┌──

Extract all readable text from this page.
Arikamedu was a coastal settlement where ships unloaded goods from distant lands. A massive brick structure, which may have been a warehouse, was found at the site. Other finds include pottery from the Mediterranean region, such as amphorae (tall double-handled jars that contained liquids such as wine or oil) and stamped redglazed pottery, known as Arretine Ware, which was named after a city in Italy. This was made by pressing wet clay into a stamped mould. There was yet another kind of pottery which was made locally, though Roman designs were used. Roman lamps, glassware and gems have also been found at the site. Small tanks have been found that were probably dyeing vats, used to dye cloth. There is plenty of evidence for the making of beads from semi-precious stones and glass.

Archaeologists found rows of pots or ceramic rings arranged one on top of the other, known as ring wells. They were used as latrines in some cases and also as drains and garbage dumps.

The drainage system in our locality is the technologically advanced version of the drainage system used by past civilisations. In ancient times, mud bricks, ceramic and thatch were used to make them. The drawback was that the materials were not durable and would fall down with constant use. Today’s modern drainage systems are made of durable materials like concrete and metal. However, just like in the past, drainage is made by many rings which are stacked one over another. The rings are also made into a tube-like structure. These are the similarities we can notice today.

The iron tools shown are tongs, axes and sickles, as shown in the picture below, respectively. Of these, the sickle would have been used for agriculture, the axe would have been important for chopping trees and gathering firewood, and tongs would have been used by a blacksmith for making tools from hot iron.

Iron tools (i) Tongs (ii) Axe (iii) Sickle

└──

> [What you need to do] Give all of the entries again, word for word.

> [Expected output]
Extract all readable text from this page.
Arikamedu was a coastal settlement where ships unloaded goods from distant lands. A massive brick structure, which may have been a warehouse, was found at the site. Other finds include pottery from the Mediterranean region, such as amphorae (tall double-handled jars that contained liquids such as wine or oil) and stamped redglazed pottery, known as Arretine Ware, which was named after a city in Italy. This was made by pressing wet clay into a stamped mould. There was yet another kind of pottery which was made locally, though Roman designs were used. Roman lamps, glassware and gems have also been found at the site. Small tanks have been found that were probably dyeing vats, used to dye cloth. There is plenty of evidence for the making of beads from semi-precious stones and glass.

Archaeologists found rows of pots or ceramic rings arranged one on top of the other, known as ring wells. They were used as latrines in some cases and also as drains and garbage dumps.

The drainage system in our locality is the technologically advanced version of the drainage system used by past civilisations. In ancient times, mud bricks, ceramic and thatch were used to make them. The drawback was that the materials were not durable and would fall down with constant use. Today’s modern drainage systems are made of durable materials like concrete and metal. However, just like in the past, drainage is made by many rings which are stacked one over another. The rings are also made into a tube-like structure. These are the similarities we can notice today.

The iron tools shown are tongs, axes and sickles, as shown in the picture below, respectively. Of these, the sickle would have been used for agriculture, the axe would have been important for chopping trees and gathering firewood, and tongs would have been used by a blacksmith for making tools from hot iron.

Iron tools (i) Tongs (ii) Axe (iii) Sickle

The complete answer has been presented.